Task brief —
Take all the material and copy it exactly.

● ● ● ● ● ● ●

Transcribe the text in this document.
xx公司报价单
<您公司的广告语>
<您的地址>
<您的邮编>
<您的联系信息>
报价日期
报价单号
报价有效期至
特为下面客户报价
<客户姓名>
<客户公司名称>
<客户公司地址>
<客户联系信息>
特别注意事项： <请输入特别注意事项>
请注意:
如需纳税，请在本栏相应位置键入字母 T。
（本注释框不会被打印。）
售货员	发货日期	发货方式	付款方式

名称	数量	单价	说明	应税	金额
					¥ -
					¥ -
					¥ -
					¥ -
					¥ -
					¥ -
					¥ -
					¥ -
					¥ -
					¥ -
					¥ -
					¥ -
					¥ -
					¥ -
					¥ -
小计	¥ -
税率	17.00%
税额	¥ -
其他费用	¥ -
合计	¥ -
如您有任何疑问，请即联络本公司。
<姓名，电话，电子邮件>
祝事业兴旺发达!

● ● ● ● ● ● ●

Result of this exercise —
Transcribe the text in this document.
xx公司报价单
<您公司的广告语>
<您的地址>
<您的邮编>
<您的联系信息>
报价日期
报价单号
报价有效期至
特为下面客户报价
<客户姓名>
<客户公司名称>
<客户公司地址>
<客户联系信息>
特别注意事项： <请输入特别注意事项>
请注意:
如需纳税，请在本栏相应位置键入字母 T。
（本注释框不会被打印。）
售货员	发货日期	发货方式	付款方式

名称	数量	单价	说明	应税	金额
					¥ -
					¥ -
					¥ -
					¥ -
					¥ -
					¥ -
					¥ -
					¥ -
					¥ -
					¥ -
					¥ -
					¥ -
					¥ -
					¥ -
					¥ -
小计	¥ -
税率	17.00%
税额	¥ -
其他费用	¥ -
合计	¥ -
如您有任何疑问，请即联络本公司。
<姓名，电话，电子邮件>
祝事业兴旺发达!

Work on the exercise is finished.